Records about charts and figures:

-*-*-

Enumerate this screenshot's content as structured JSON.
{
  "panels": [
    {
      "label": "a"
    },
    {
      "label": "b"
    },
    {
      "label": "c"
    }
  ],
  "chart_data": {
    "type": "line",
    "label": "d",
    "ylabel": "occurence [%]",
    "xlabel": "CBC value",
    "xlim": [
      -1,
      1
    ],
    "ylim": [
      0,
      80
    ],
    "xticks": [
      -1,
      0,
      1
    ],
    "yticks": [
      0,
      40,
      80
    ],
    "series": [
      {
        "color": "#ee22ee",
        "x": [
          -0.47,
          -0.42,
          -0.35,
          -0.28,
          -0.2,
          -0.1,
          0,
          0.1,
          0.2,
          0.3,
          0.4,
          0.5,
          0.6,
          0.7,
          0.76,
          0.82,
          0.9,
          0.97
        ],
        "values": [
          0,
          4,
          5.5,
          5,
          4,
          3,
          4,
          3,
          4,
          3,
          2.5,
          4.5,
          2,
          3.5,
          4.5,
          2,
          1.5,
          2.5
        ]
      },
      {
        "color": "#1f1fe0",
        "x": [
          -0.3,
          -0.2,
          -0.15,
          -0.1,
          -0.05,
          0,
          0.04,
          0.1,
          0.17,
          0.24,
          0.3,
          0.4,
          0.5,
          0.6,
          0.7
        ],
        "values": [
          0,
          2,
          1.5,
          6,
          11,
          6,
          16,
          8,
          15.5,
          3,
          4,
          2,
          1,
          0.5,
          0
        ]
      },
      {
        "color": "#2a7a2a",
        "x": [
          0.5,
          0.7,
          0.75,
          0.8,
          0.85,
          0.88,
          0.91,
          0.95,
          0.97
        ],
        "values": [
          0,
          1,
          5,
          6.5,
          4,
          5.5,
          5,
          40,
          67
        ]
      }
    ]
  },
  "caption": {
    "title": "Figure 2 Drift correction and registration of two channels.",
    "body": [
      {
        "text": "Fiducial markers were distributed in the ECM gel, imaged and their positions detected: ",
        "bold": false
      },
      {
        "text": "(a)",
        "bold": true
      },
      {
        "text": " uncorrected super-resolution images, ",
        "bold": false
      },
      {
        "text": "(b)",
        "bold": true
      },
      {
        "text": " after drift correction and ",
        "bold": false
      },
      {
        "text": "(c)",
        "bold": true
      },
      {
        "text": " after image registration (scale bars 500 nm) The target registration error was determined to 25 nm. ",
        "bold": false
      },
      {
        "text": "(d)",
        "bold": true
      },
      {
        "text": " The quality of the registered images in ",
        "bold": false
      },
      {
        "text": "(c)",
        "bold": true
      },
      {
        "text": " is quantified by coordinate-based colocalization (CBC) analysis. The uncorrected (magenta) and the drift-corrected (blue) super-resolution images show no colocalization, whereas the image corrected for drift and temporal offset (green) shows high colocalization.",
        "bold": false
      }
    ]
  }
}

-*-*-

== Exercise details ==
All records above must be set down exactly, please.

== Written response ==
Enumerate this screenshot's content as structured JSON.
{
  "panels": [
    {
      "label": "a"
    },
    {
      "label": "b"
    },
    {
      "label": "c"
    }
  ],
  "chart_data": {
    "type": "line",
    "label": "d",
    "ylabel": "occurence [%]",
    "xlabel": "CBC value",
    "xlim": [
      -1,
      1
    ],
    "ylim": [
      0,
      80
    ],
    "xticks": [
      -1,
      0,
      1
    ],
    "yticks": [
      0,
      40,
      80
    ],
    "series": [
      {
        "color": "#ee22ee",
        "x": [
          -0.47,
          -0.42,
          -0.35,
          -0.28,
          -0.2,
          -0.1,
          0,
          0.1,
          0.2,
          0.3,
          0.4,
          0.5,
          0.6,
          0.7,
          0.76,
          0.82,
          0.9,
          0.97
        ],
        "values": [
          0,
          4,
          5.5,
          5,
          4,
          3,
          4,
          3,
          4,
          3,
          2.5,
          4.5,
          2,
          3.5,
          4.5,
          2,
          1.5,
          2.5
        ]
      },
      {
        "color": "#1f1fe0",
        "x": [
          -0.3,
          -0.2,
          -0.15,
          -0.1,
          -0.05,
          0,
          0.04,
          0.1,
          0.17,
          0.24,
          0.3,
          0.4,
          0.5,
          0.6,
          0.7
        ],
        "values": [
          0,
          2,
          1.5,
          6,
          11,
          6,
          16,
          8,
          15.5,
          3,
          4,
          2,
          1,
          0.5,
          0
        ]
      },
      {
        "color": "#2a7a2a",
        "x": [
          0.5,
          0.7,
          0.75,
          0.8,
          0.85,
          0.88,
          0.91,
          0.95,
          0.97
        ],
        "values": [
          0,
          1,
          5,
          6.5,
          4,
          5.5,
          5,
          40,
          67
        ]
      }
    ]
  },
  "caption": {
    "title": "Figure 2 Drift correction and registration of two channels.",
    "body": [
      {
        "text": "Fiducial markers were distributed in the ECM gel, imaged and their positions detected: ",
        "bold": false
      },
      {
        "text": "(a)",
        "bold": true
      },
      {
        "text": " uncorrected super-resolution images, ",
        "bold": false
      },
      {
        "text": "(b)",
        "bold": true
      },
      {
        "text": " after drift correction and ",
        "bold": false
      },
      {
        "text": "(c)",
        "bold": true
      },
      {
        "text": " after image registration (scale bars 500 nm) The target registration error was determined to 25 nm. ",
        "bold": false
      },
      {
        "text": "(d)",
        "bold": true
      },
      {
        "text": " The quality of the registered images in ",
        "bold": false
      },
      {
        "text": "(c)",
        "bold": true
      },
      {
        "text": " is quantified by coordinate-based colocalization (CBC) analysis. The uncorrected (magenta) and the drift-corrected (blue) super-resolution images show no colocalization, whereas the image corrected for drift and temporal offset (green) shows high colocalization.",
        "bold": false
      }
    ]
  }
}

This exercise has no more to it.